**Stated task:**
Quote the records that follow in full and exactly; leave out the pictures.

A run of records

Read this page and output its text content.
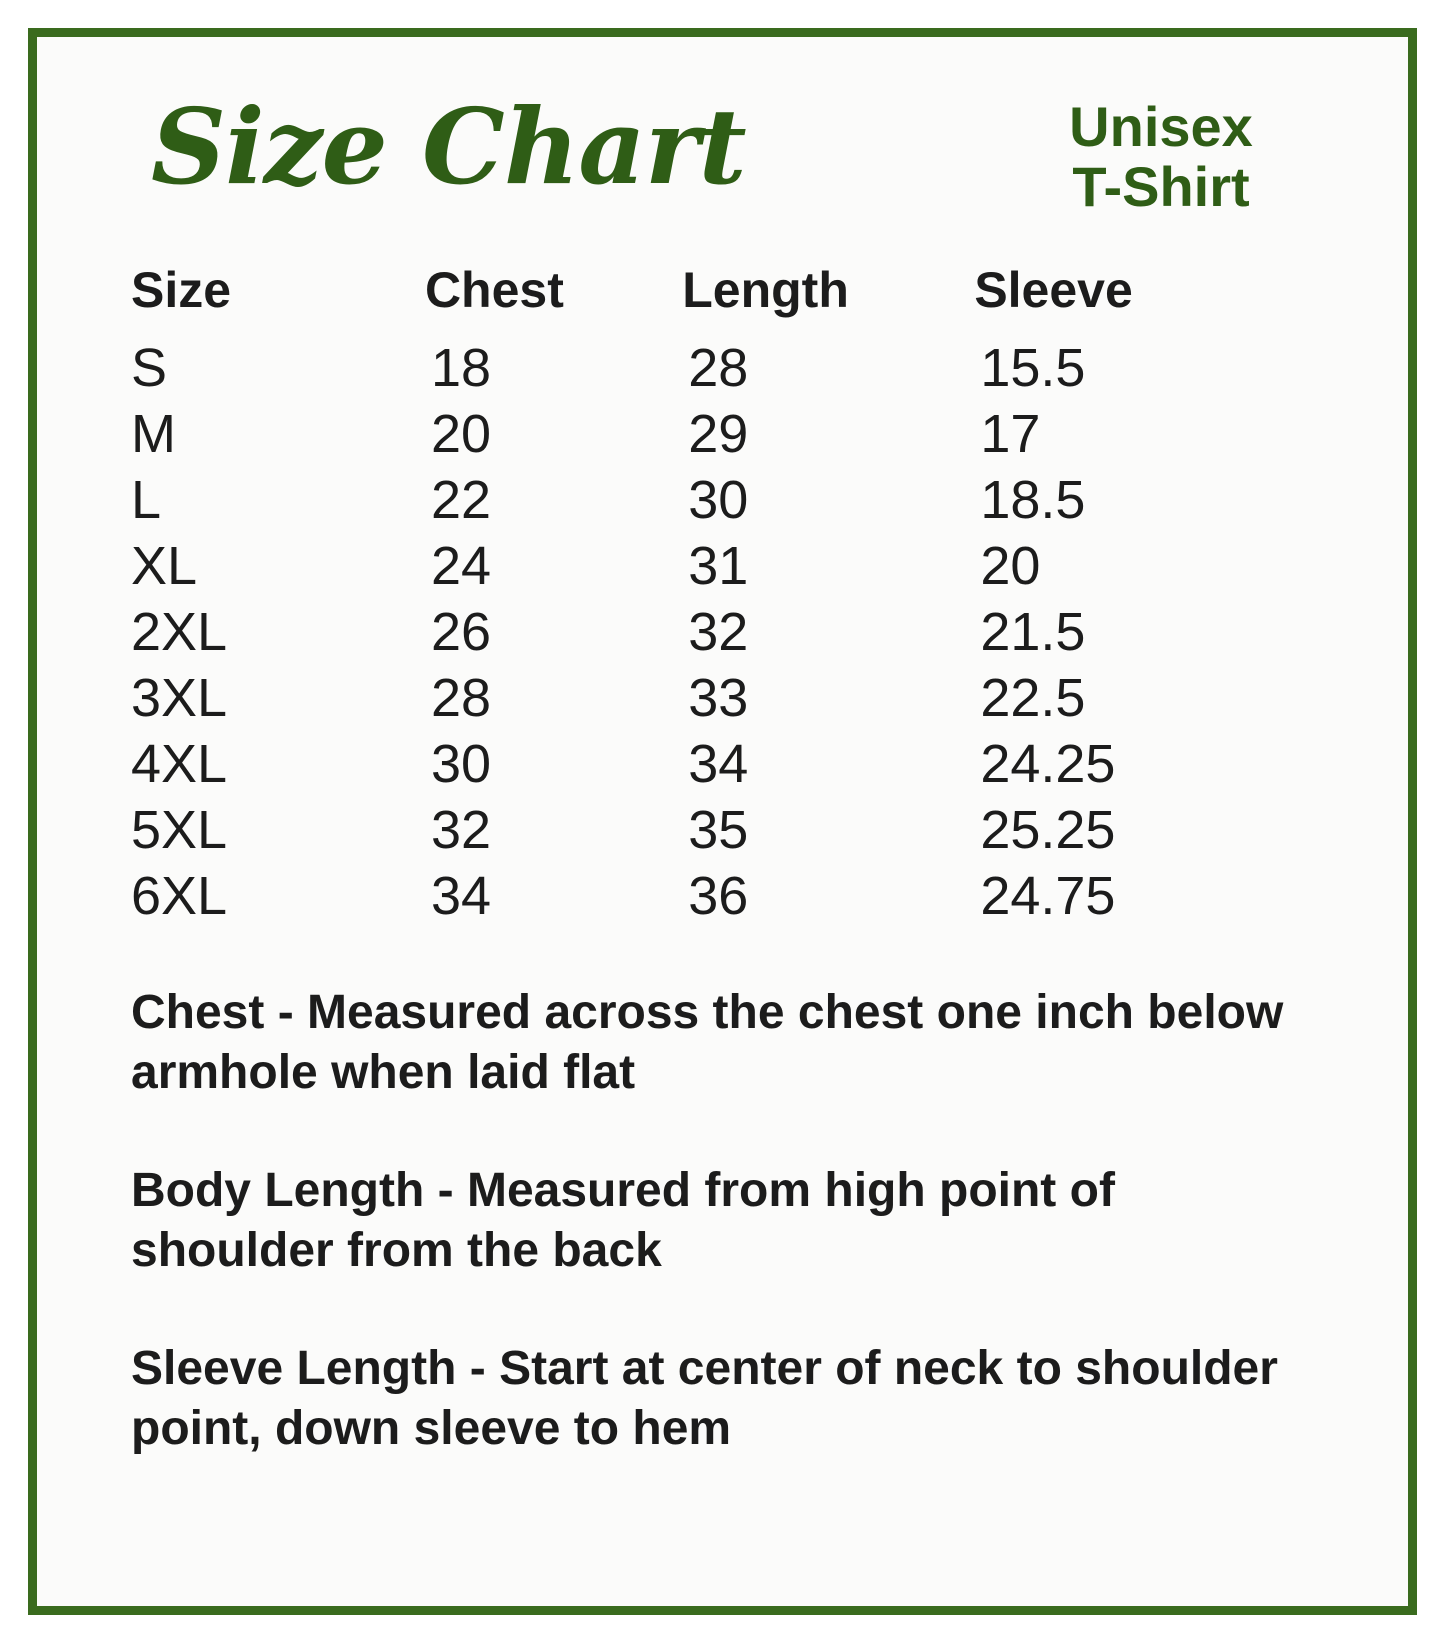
Size Chart	Unisex
T-Shirt
Size	Chest	Length	Sleeve
S	18	28	15.5
M	20	29	17
L	22	30	18.5
XL	24	31	20
2XL	26	32	21.5
3XL	28	33	22.5
4XL	30	34	24.25
5XL	32	35	25.25
6XL	34	36	24.75
Chest - Measured across the chest one inch below armhole when laid flat
Body Length - Measured from high point of shoulder from the back
Sleeve Length - Start at center of neck to shoulder point, down sleeve to hem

**The result:**
Read this page and output its text content.
Size Chart	Unisex
T-Shirt
Size	Chest	Length	Sleeve
S	18	28	15.5
M	20	29	17
L	22	30	18.5
XL	24	31	20
2XL	26	32	21.5
3XL	28	33	22.5
4XL	30	34	24.25
5XL	32	35	25.25
6XL	34	36	24.75
Chest - Measured across the chest one inch below armhole when laid flat
Body Length - Measured from high point of shoulder from the back
Sleeve Length - Start at center of neck to shoulder point, down sleeve to hem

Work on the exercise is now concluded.